(Stored items from a collection)
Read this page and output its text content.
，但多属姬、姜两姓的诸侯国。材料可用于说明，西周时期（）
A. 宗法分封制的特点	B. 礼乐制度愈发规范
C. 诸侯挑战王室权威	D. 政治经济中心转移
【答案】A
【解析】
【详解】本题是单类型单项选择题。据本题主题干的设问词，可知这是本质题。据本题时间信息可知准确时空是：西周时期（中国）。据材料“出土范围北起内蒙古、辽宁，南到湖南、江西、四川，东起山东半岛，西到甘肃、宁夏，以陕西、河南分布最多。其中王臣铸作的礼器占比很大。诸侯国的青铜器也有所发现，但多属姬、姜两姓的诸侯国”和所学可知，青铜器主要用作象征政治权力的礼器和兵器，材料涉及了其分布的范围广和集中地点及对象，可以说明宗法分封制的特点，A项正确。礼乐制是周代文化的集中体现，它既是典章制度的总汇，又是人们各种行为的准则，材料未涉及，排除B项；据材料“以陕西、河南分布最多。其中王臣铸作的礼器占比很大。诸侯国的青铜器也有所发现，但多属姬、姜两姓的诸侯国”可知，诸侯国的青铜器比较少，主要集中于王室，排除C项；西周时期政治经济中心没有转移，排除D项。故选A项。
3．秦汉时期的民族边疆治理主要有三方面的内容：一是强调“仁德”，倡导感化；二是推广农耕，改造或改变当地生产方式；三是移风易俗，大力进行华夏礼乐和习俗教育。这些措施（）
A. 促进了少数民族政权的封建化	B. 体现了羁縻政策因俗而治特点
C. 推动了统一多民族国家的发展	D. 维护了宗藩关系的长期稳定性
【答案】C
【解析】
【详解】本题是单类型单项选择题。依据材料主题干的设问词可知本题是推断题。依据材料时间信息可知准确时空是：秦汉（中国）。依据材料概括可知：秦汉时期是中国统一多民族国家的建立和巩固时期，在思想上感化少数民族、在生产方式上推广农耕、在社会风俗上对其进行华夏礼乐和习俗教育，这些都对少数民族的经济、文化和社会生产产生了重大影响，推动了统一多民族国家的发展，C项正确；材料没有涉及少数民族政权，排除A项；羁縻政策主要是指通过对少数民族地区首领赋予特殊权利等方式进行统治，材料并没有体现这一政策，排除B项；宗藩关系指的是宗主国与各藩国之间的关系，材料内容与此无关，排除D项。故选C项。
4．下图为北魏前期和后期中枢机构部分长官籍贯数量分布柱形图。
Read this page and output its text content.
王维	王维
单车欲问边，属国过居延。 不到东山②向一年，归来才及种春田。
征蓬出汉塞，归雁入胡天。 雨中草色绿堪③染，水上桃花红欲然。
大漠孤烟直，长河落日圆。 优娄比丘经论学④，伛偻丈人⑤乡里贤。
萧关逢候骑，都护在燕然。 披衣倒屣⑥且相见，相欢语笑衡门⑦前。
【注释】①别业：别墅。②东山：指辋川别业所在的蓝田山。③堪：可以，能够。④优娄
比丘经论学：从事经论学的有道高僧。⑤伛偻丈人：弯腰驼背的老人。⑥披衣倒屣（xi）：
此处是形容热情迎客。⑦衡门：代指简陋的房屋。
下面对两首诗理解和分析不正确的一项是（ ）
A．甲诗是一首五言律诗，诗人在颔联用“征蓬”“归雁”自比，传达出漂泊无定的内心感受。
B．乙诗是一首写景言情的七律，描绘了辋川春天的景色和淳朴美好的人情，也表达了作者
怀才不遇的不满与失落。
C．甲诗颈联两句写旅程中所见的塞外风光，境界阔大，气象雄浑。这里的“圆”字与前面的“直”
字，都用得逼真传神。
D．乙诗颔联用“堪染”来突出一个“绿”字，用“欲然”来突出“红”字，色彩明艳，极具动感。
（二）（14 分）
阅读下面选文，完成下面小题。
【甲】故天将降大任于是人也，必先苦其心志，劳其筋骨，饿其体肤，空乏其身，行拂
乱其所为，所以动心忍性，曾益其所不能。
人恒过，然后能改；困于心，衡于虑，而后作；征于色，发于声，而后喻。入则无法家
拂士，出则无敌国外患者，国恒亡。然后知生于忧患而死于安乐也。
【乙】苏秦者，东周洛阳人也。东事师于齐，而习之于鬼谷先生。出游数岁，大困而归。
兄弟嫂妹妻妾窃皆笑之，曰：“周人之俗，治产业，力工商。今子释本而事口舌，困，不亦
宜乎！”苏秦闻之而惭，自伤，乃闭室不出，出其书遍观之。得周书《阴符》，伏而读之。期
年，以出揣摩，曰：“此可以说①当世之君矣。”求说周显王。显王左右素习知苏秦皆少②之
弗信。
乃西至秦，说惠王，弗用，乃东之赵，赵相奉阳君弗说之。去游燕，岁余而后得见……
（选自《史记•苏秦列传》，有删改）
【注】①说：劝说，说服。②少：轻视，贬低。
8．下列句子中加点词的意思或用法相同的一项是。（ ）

## Task instructions:
Exact output of every entry is required.

## Right answer:
Read this page and output its text content.
，但多属姬、姜两姓的诸侯国。材料可用于说明，西周时期（）
A. 宗法分封制的特点	B. 礼乐制度愈发规范
C. 诸侯挑战王室权威	D. 政治经济中心转移
【答案】A
【解析】
【详解】本题是单类型单项选择题。据本题主题干的设问词，可知这是本质题。据本题时间信息可知准确时空是：西周时期（中国）。据材料“出土范围北起内蒙古、辽宁，南到湖南、江西、四川，东起山东半岛，西到甘肃、宁夏，以陕西、河南分布最多。其中王臣铸作的礼器占比很大。诸侯国的青铜器也有所发现，但多属姬、姜两姓的诸侯国”和所学可知，青铜器主要用作象征政治权力的礼器和兵器，材料涉及了其分布的范围广和集中地点及对象，可以说明宗法分封制的特点，A项正确。礼乐制是周代文化的集中体现，它既是典章制度的总汇，又是人们各种行为的准则，材料未涉及，排除B项；据材料“以陕西、河南分布最多。其中王臣铸作的礼器占比很大。诸侯国的青铜器也有所发现，但多属姬、姜两姓的诸侯国”可知，诸侯国的青铜器比较少，主要集中于王室，排除C项；西周时期政治经济中心没有转移，排除D项。故选A项。
3．秦汉时期的民族边疆治理主要有三方面的内容：一是强调“仁德”，倡导感化；二是推广农耕，改造或改变当地生产方式；三是移风易俗，大力进行华夏礼乐和习俗教育。这些措施（）
A. 促进了少数民族政权的封建化	B. 体现了羁縻政策因俗而治特点
C. 推动了统一多民族国家的发展	D. 维护了宗藩关系的长期稳定性
【答案】C
【解析】
【详解】本题是单类型单项选择题。依据材料主题干的设问词可知本题是推断题。依据材料时间信息可知准确时空是：秦汉（中国）。依据材料概括可知：秦汉时期是中国统一多民族国家的建立和巩固时期，在思想上感化少数民族、在生产方式上推广农耕、在社会风俗上对其进行华夏礼乐和习俗教育，这些都对少数民族的经济、文化和社会生产产生了重大影响，推动了统一多民族国家的发展，C项正确；材料没有涉及少数民族政权，排除A项；羁縻政策主要是指通过对少数民族地区首领赋予特殊权利等方式进行统治，材料并没有体现这一政策，排除B项；宗藩关系指的是宗主国与各藩国之间的关系，材料内容与此无关，排除D项。故选C项。
4．下图为北魏前期和后期中枢机构部分长官籍贯数量分布柱形图。
Read this page and output its text content.
王维	王维
单车欲问边，属国过居延。 不到东山②向一年，归来才及种春田。
征蓬出汉塞，归雁入胡天。 雨中草色绿堪③染，水上桃花红欲然。
大漠孤烟直，长河落日圆。 优娄比丘经论学④，伛偻丈人⑤乡里贤。
萧关逢候骑，都护在燕然。 披衣倒屣⑥且相见，相欢语笑衡门⑦前。
【注释】①别业：别墅。②东山：指辋川别业所在的蓝田山。③堪：可以，能够。④优娄
比丘经论学：从事经论学的有道高僧。⑤伛偻丈人：弯腰驼背的老人。⑥披衣倒屣（xi）：
此处是形容热情迎客。⑦衡门：代指简陋的房屋。
下面对两首诗理解和分析不正确的一项是（ ）
A．甲诗是一首五言律诗，诗人在颔联用“征蓬”“归雁”自比，传达出漂泊无定的内心感受。
B．乙诗是一首写景言情的七律，描绘了辋川春天的景色和淳朴美好的人情，也表达了作者
怀才不遇的不满与失落。
C．甲诗颈联两句写旅程中所见的塞外风光，境界阔大，气象雄浑。这里的“圆”字与前面的“直”
字，都用得逼真传神。
D．乙诗颔联用“堪染”来突出一个“绿”字，用“欲然”来突出“红”字，色彩明艳，极具动感。
（二）（14 分）
阅读下面选文，完成下面小题。
【甲】故天将降大任于是人也，必先苦其心志，劳其筋骨，饿其体肤，空乏其身，行拂
乱其所为，所以动心忍性，曾益其所不能。
人恒过，然后能改；困于心，衡于虑，而后作；征于色，发于声，而后喻。入则无法家
拂士，出则无敌国外患者，国恒亡。然后知生于忧患而死于安乐也。
【乙】苏秦者，东周洛阳人也。东事师于齐，而习之于鬼谷先生。出游数岁，大困而归。
兄弟嫂妹妻妾窃皆笑之，曰：“周人之俗，治产业，力工商。今子释本而事口舌，困，不亦
宜乎！”苏秦闻之而惭，自伤，乃闭室不出，出其书遍观之。得周书《阴符》，伏而读之。期
年，以出揣摩，曰：“此可以说①当世之君矣。”求说周显王。显王左右素习知苏秦皆少②之
弗信。
乃西至秦，说惠王，弗用，乃东之赵，赵相奉阳君弗说之。去游燕，岁余而后得见……
（选自《史记•苏秦列传》，有删改）
【注】①说：劝说，说服。②少：轻视，贬低。
8．下列句子中加点词的意思或用法相同的一项是。（ ）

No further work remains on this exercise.